▶ **Task description**: Each entry that follows is to be retyped exactly. Pictures do not belong in the copy.

Data records:

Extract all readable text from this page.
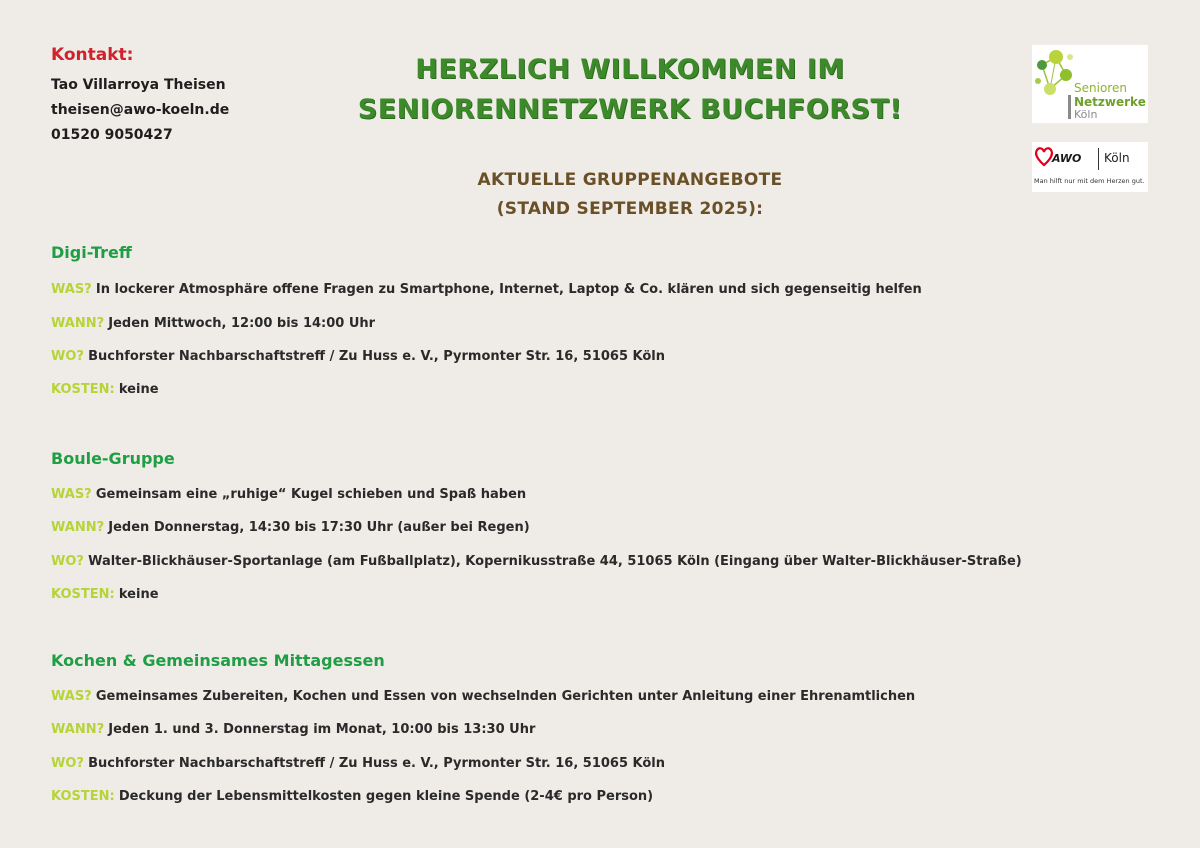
Kontakt:
Tao Villarroya Theisen
theisen@awo-koeln.de
01520 9050427
HERZLICH WILLKOMMEN IM
SENIORENNETZWERK BUCHFORST!
AKTUELLE GRUPPENANGEBOTE
(STAND SEPTEMBER 2025):
Senioren
Netzwerke
Köln
AWO Köln
Man hilft nur mit dem Herzen gut.
Digi-Treff
WAS? In lockerer Atmosphäre offene Fragen zu Smartphone, Internet, Laptop & Co. klären und sich gegenseitig helfen
WANN? Jeden Mittwoch, 12:00 bis 14:00 Uhr
WO? Buchforster Nachbarschaftstreff / Zu Huss e. V., Pyrmonter Str. 16, 51065 Köln
KOSTEN: keine
Boule-Gruppe
WAS? Gemeinsam eine „ruhige“ Kugel schieben und Spaß haben
WANN? Jeden Donnerstag, 14:30 bis 17:30 Uhr (außer bei Regen)
WO? Walter-Blickhäuser-Sportanlage (am Fußballplatz), Kopernikusstraße 44, 51065 Köln (Eingang über Walter-Blickhäuser-Straße)
KOSTEN: keine
Kochen & Gemeinsames Mittagessen
WAS? Gemeinsames Zubereiten, Kochen und Essen von wechselnden Gerichten unter Anleitung einer Ehrenamtlichen
WANN? Jeden 1. und 3. Donnerstag im Monat, 10:00 bis 13:30 Uhr
WO? Buchforster Nachbarschaftstreff / Zu Huss e. V., Pyrmonter Str. 16, 51065 Köln
KOSTEN: Deckung der Lebensmittelkosten gegen kleine Spende (2-4€ pro Person)
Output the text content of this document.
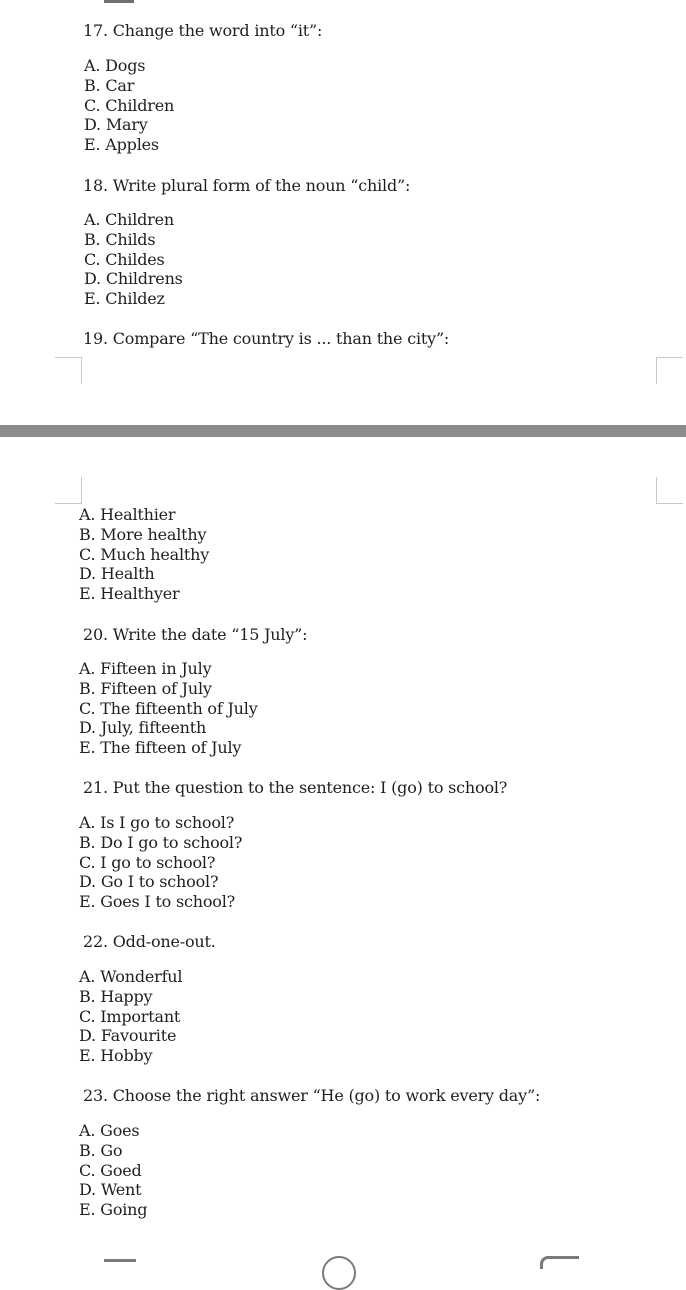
17. Change the word into “it”:
A. Dogs
B. Car
C. Children
D. Mary
E. Apples
18. Write plural form of the noun “child”:
A. Children
B. Childs
C. Childes
D. Childrens
E. Childez
19. Compare “The country is ... than the city”:
A. Healthier
B. More healthy
C. Much healthy
D. Health
E. Healthyer
20. Write the date “15 July”:
A. Fifteen in July
B. Fifteen of July
C. The fifteenth of July
D. July, fifteenth
E. The fifteen of July
21. Put the question to the sentence: I (go) to school?
A. Is I go to school?
B. Do I go to school?
C. I go to school?
D. Go I to school?
E. Goes I to school?
22. Odd-one-out.
A. Wonderful
B. Happy
C. Important
D. Favourite
E. Hobby
23. Choose the right answer “He (go) to work every day”:
A. Goes
B. Go
C. Goed
D. Went
E. Going
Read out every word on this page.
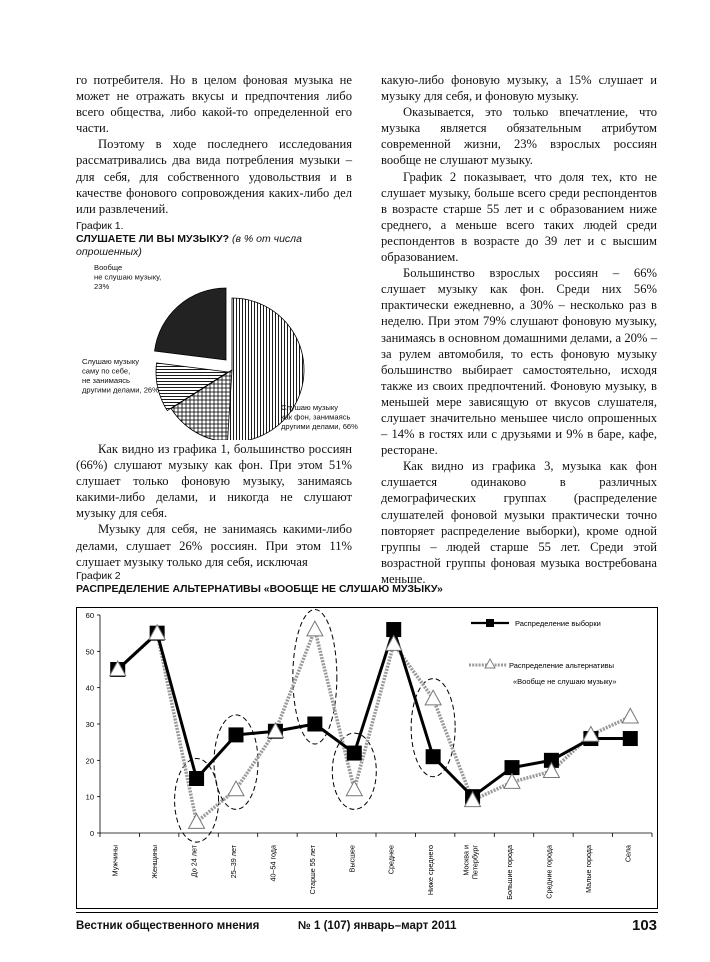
го потребителя. Но в целом фоновая музыка не может не отражать вкусы и предпочтения либо всего общества, либо какой-то определенной его части.

Поэтому в ходе последнего исследования рассматривались два вида потребления музыки – для себя, для собственного удовольствия и в качестве фонового сопровождения каких-либо дел или развлечений.

График 1.
СЛУШАЕТЕ ЛИ ВЫ МУЗЫКУ? (в % от числа опрошенных)
Вообще не слушаю музыку, 23%
Слушаю музыку саму по себе, не занимаясь другими делами, 26%
Слушаю музыку как фон, занимаясь другими делами, 66%

Как видно из графика 1, большинство россиян (66%) слушают музыку как фон. При этом 51% слушает только фоновую музыку, занимаясь какими-либо делами, и никогда не слушают музыку для себя.

Музыку для себя, не занимаясь какими-либо делами, слушает 26% россиян. При этом 11% слушает музыку только для себя, исключая

какую-либо фоновую музыку, а 15% слушает и музыку для себя, и фоновую музыку.

Оказывается, это только впечатление, что музыка является обязательным атрибутом современной жизни, 23% взрослых россиян вообще не слушают музыку.

График 2 показывает, что доля тех, кто не слушает музыку, больше всего среди респондентов в возрасте старше 55 лет и с образованием ниже среднего, а меньше всего таких людей среди респондентов в возрасте до 39 лет и с высшим образованием.

Большинство взрослых россиян – 66% слушает музыку как фон. Среди них 56% практически ежедневно, а 30% – несколько раз в неделю. При этом 79% слушают фоновую музыку, занимаясь в основном домашними делами, а 20% – за рулем автомобиля, то есть фоновую музыку большинство выбирает самостоятельно, исходя также из своих предпочтений. Фоновую музыку, в меньшей мере зависящую от вкусов слушателя, слушает значительно меньшее число опрошенных – 14% в гостях или с друзьями и 9% в баре, кафе, ресторане.

Как видно из графика 3, музыка как фон слушается одинаково в различных демографических группах (распределение слушателей фоновой музыки практически точно повторяет распределение выборки), кроме одной группы – людей старше 55 лет. Среди этой возрастной группы фоновая музыка востребована меньше.

График 2
РАСПРЕДЕЛЕНИЕ АЛЬТЕРНАТИВЫ «ВООБЩЕ НЕ СЛУШАЮ МУЗЫКУ»
0
10
20
30
40
50
60
Мужчины	Женщины	До 24 лет	25–39 лет	40–54 года	Старше 55 лет	Высшее	Среднее	Ниже среднего	Москва иПетербург	Большие города	Средние города	Малые города	Села
Распределение выборки
Распределение альтернативы «Вообще не слушаю музыку»
Вестник общественного мнения	№ 1 (107) январь–март 2011	103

▶ **Expected answer**:
Extract all readable text from this page.
Kontakt:
Tao Villarroya Theisen
theisen@awo-koeln.de
01520 9050427
HERZLICH WILLKOMMEN IM
SENIORENNETZWERK BUCHFORST!
AKTUELLE GRUPPENANGEBOTE
(STAND SEPTEMBER 2025):
Senioren
Netzwerke
Köln
AWO Köln
Man hilft nur mit dem Herzen gut.
Digi-Treff
WAS? In lockerer Atmosphäre offene Fragen zu Smartphone, Internet, Laptop & Co. klären und sich gegenseitig helfen
WANN? Jeden Mittwoch, 12:00 bis 14:00 Uhr
WO? Buchforster Nachbarschaftstreff / Zu Huss e. V., Pyrmonter Str. 16, 51065 Köln
KOSTEN: keine
Boule-Gruppe
WAS? Gemeinsam eine „ruhige“ Kugel schieben und Spaß haben
WANN? Jeden Donnerstag, 14:30 bis 17:30 Uhr (außer bei Regen)
WO? Walter-Blickhäuser-Sportanlage (am Fußballplatz), Kopernikusstraße 44, 51065 Köln (Eingang über Walter-Blickhäuser-Straße)
KOSTEN: keine
Kochen & Gemeinsames Mittagessen
WAS? Gemeinsames Zubereiten, Kochen und Essen von wechselnden Gerichten unter Anleitung einer Ehrenamtlichen
WANN? Jeden 1. und 3. Donnerstag im Monat, 10:00 bis 13:30 Uhr
WO? Buchforster Nachbarschaftstreff / Zu Huss e. V., Pyrmonter Str. 16, 51065 Köln
KOSTEN: Deckung der Lebensmittelkosten gegen kleine Spende (2-4€ pro Person)
Output the text content of this document.
17. Change the word into “it”:
A. Dogs
B. Car
C. Children
D. Mary
E. Apples
18. Write plural form of the noun “child”:
A. Children
B. Childs
C. Childes
D. Childrens
E. Childez
19. Compare “The country is ... than the city”:
A. Healthier
B. More healthy
C. Much healthy
D. Health
E. Healthyer
20. Write the date “15 July”:
A. Fifteen in July
B. Fifteen of July
C. The fifteenth of July
D. July, fifteenth
E. The fifteen of July
21. Put the question to the sentence: I (go) to school?
A. Is I go to school?
B. Do I go to school?
C. I go to school?
D. Go I to school?
E. Goes I to school?
22. Odd-one-out.
A. Wonderful
B. Happy
C. Important
D. Favourite
E. Hobby
23. Choose the right answer “He (go) to work every day”:
A. Goes
B. Go
C. Goed
D. Went
E. Going
Read out every word on this page.
го потребителя. Но в целом фоновая музыка не может не отражать вкусы и предпочтения либо всего общества, либо какой-то определенной его части.

Поэтому в ходе последнего исследования рассматривались два вида потребления музыки – для себя, для собственного удовольствия и в качестве фонового сопровождения каких-либо дел или развлечений.

График 1.
СЛУШАЕТЕ ЛИ ВЫ МУЗЫКУ? (в % от числа опрошенных)
Вообще не слушаю музыку, 23%
Слушаю музыку саму по себе, не занимаясь другими делами, 26%
Слушаю музыку как фон, занимаясь другими делами, 66%

Как видно из графика 1, большинство россиян (66%) слушают музыку как фон. При этом 51% слушает только фоновую музыку, занимаясь какими-либо делами, и никогда не слушают музыку для себя.

Музыку для себя, не занимаясь какими-либо делами, слушает 26% россиян. При этом 11% слушает музыку только для себя, исключая

какую-либо фоновую музыку, а 15% слушает и музыку для себя, и фоновую музыку.

Оказывается, это только впечатление, что музыка является обязательным атрибутом современной жизни, 23% взрослых россиян вообще не слушают музыку.

График 2 показывает, что доля тех, кто не слушает музыку, больше всего среди респондентов в возрасте старше 55 лет и с образованием ниже среднего, а меньше всего таких людей среди респондентов в возрасте до 39 лет и с высшим образованием.

Большинство взрослых россиян – 66% слушает музыку как фон. Среди них 56% практически ежедневно, а 30% – несколько раз в неделю. При этом 79% слушают фоновую музыку, занимаясь в основном домашними делами, а 20% – за рулем автомобиля, то есть фоновую музыку большинство выбирает самостоятельно, исходя также из своих предпочтений. Фоновую музыку, в меньшей мере зависящую от вкусов слушателя, слушает значительно меньшее число опрошенных – 14% в гостях или с друзьями и 9% в баре, кафе, ресторане.

Как видно из графика 3, музыка как фон слушается одинаково в различных демографических группах (распределение слушателей фоновой музыки практически точно повторяет распределение выборки), кроме одной группы – людей старше 55 лет. Среди этой возрастной группы фоновая музыка востребована меньше.

График 2
РАСПРЕДЕЛЕНИЕ АЛЬТЕРНАТИВЫ «ВООБЩЕ НЕ СЛУШАЮ МУЗЫКУ»
0
10
20
30
40
50
60
Мужчины	Женщины	До 24 лет	25–39 лет	40–54 года	Старше 55 лет	Высшее	Среднее	Ниже среднего	Москва иПетербург	Большие города	Средние города	Малые города	Села
Распределение выборки
Распределение альтернативы «Вообще не слушаю музыку»
Вестник общественного мнения	№ 1 (107) январь–март 2011	103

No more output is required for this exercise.